_What the exercise asks_
Find how many lines hold the word "million" and give that number only.

─── Data provided ───

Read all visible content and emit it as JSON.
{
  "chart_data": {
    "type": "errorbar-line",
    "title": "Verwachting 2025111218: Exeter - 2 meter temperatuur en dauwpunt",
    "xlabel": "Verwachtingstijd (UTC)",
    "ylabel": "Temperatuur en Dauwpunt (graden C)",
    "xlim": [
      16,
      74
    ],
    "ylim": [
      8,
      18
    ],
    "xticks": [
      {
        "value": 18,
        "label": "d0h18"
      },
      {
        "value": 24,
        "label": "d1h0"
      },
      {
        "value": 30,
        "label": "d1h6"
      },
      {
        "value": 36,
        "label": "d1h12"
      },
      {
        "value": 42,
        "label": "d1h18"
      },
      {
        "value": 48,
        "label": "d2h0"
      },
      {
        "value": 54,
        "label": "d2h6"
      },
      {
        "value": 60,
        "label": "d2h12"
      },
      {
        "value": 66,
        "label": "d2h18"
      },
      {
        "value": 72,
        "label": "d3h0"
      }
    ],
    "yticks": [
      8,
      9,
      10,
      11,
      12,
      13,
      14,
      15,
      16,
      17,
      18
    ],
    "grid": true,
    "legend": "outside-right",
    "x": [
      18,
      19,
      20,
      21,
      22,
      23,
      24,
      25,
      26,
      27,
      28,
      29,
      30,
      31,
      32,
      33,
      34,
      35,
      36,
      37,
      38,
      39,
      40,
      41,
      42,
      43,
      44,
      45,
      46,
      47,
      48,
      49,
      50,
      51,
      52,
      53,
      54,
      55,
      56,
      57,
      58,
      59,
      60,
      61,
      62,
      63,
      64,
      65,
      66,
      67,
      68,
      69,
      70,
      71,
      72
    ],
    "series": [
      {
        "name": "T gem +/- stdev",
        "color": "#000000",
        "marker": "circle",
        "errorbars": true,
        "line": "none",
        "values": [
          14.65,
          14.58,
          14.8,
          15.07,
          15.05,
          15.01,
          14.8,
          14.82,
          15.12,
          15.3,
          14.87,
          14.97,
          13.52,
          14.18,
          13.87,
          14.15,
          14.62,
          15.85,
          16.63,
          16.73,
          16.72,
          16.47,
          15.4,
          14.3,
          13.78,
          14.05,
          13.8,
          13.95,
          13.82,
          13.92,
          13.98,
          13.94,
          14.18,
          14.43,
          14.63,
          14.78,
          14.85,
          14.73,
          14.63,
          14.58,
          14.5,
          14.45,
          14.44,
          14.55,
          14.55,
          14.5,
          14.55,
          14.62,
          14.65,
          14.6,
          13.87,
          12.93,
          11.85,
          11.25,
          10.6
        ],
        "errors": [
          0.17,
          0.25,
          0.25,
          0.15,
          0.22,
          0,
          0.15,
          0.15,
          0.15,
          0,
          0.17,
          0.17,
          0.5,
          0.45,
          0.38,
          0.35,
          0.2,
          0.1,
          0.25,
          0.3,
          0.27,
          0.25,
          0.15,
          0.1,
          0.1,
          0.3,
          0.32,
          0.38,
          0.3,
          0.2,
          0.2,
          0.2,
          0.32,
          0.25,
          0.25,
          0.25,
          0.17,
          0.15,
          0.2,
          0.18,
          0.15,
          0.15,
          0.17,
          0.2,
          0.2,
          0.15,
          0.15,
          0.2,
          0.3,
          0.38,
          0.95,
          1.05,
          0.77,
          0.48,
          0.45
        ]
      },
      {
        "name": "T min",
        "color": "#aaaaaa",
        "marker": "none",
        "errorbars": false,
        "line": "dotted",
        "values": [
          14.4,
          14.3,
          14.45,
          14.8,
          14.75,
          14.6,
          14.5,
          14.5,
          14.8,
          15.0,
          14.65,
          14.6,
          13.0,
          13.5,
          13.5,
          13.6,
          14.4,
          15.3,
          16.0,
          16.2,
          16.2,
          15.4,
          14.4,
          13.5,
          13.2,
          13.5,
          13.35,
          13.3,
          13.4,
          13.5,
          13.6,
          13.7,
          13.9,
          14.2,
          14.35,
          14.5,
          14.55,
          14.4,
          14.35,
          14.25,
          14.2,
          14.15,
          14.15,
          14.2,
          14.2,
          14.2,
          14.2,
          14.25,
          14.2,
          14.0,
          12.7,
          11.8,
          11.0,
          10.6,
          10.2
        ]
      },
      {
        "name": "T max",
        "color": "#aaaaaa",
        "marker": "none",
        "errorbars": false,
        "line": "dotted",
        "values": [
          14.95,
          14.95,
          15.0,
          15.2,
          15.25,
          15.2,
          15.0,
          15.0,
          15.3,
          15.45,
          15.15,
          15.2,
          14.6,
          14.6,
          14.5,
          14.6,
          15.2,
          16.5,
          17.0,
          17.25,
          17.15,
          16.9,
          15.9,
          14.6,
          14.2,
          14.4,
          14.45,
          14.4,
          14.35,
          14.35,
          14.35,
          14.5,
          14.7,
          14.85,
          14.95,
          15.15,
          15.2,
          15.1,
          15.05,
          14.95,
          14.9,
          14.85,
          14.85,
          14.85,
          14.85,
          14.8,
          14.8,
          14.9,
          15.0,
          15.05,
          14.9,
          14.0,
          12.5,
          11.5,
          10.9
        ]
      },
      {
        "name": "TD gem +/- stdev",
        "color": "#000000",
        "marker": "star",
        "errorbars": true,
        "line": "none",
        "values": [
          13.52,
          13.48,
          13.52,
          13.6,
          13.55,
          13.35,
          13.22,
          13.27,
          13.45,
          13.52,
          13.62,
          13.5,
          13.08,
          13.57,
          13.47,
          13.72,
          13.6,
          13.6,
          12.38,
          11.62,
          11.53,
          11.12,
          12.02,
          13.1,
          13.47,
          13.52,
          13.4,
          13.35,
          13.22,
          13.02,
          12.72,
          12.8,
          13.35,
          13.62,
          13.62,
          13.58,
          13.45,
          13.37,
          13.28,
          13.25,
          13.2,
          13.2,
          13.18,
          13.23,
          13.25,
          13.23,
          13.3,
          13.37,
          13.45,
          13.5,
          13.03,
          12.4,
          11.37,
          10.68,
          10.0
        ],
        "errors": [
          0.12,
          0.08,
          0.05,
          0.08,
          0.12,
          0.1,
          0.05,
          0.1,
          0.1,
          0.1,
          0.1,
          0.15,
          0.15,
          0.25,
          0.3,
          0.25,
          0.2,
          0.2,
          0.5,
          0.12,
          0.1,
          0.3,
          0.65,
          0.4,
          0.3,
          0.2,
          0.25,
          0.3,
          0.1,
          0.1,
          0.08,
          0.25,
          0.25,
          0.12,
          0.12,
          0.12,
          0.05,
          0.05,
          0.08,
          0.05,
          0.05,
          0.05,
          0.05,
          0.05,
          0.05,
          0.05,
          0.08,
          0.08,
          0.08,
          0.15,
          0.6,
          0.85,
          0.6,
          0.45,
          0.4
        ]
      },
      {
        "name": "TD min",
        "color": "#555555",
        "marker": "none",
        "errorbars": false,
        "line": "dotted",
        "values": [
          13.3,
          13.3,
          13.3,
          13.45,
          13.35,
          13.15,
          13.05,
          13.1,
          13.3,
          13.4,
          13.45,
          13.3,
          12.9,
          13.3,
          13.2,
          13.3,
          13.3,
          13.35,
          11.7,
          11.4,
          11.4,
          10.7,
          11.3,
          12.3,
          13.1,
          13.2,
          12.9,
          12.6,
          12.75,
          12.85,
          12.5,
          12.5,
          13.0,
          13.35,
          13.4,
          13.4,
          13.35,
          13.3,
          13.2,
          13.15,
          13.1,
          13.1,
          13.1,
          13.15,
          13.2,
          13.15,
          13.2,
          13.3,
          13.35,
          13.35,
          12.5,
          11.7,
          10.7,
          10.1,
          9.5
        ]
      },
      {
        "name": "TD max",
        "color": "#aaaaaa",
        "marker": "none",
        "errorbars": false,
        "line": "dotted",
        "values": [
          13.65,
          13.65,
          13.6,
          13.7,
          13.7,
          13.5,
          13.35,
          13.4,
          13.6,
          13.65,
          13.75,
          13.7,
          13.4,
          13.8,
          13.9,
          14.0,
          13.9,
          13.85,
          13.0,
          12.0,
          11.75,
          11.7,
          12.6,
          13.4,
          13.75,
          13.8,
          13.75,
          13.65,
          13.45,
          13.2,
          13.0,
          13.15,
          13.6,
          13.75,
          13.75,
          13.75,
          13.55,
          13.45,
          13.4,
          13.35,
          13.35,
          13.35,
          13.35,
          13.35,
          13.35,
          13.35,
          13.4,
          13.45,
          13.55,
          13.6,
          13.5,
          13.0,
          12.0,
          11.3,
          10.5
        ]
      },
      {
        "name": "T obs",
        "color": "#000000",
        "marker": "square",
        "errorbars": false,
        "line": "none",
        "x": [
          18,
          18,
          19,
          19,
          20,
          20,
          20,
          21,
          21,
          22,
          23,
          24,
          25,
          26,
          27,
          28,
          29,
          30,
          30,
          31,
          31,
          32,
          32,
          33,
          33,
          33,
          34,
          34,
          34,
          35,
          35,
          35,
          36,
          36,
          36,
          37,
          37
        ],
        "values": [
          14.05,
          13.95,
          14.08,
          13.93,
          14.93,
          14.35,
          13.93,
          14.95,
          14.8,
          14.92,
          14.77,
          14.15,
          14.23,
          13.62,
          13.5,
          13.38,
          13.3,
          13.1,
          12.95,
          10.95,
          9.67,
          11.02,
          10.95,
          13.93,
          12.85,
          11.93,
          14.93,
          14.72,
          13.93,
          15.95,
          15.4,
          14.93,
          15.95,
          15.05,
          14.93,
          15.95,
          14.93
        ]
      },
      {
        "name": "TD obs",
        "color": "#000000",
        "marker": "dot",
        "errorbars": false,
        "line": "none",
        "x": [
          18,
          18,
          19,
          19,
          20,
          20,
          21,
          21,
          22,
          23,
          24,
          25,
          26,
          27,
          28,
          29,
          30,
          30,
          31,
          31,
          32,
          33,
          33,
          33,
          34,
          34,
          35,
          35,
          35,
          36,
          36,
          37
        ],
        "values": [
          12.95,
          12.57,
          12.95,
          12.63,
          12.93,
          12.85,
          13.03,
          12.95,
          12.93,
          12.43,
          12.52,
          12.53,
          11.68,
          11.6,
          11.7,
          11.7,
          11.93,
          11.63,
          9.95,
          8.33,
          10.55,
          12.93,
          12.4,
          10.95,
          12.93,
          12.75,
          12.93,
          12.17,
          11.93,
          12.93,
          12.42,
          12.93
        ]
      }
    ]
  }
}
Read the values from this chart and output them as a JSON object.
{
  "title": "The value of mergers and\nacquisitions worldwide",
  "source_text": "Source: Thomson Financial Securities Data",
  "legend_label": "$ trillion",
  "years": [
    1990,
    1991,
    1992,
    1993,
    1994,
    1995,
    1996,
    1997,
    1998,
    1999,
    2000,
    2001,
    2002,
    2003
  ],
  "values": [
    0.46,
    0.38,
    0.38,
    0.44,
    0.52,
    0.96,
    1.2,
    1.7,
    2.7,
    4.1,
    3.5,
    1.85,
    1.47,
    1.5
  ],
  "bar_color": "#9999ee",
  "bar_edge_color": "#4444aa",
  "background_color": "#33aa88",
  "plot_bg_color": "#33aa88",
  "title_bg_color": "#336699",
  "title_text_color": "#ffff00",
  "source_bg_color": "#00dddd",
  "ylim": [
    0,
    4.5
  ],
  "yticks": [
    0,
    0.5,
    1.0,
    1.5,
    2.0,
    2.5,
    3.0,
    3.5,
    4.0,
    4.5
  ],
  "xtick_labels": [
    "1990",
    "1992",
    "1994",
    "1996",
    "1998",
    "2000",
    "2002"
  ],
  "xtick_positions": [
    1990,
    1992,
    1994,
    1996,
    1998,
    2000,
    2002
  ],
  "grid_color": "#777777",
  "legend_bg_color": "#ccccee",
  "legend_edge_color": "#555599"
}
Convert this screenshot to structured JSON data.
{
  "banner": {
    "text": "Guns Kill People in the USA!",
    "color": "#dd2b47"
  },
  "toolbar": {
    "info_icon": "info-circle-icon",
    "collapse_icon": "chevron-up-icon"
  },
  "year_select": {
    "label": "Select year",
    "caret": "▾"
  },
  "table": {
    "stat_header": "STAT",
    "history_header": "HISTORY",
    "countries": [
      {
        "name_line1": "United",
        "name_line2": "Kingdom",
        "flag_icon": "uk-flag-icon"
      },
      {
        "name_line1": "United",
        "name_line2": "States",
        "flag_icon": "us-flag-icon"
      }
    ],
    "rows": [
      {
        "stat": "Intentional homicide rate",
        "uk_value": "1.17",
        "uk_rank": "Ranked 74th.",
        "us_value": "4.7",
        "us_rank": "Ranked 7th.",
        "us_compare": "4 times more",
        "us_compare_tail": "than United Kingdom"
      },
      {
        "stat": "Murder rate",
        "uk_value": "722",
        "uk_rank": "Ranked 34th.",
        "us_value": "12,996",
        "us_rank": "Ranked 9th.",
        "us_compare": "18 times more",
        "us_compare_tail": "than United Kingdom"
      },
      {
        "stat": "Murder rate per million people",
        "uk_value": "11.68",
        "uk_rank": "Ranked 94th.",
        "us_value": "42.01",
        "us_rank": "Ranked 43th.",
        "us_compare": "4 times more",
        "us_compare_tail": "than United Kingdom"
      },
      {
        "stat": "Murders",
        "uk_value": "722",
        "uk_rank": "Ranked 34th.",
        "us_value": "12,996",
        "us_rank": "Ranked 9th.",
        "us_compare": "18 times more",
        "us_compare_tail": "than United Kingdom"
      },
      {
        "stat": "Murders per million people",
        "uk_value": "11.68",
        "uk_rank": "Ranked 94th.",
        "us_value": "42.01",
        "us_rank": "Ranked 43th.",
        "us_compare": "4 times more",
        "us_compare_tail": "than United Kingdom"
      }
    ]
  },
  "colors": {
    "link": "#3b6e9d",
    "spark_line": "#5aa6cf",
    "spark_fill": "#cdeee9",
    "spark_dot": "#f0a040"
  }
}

───

_Output below_
2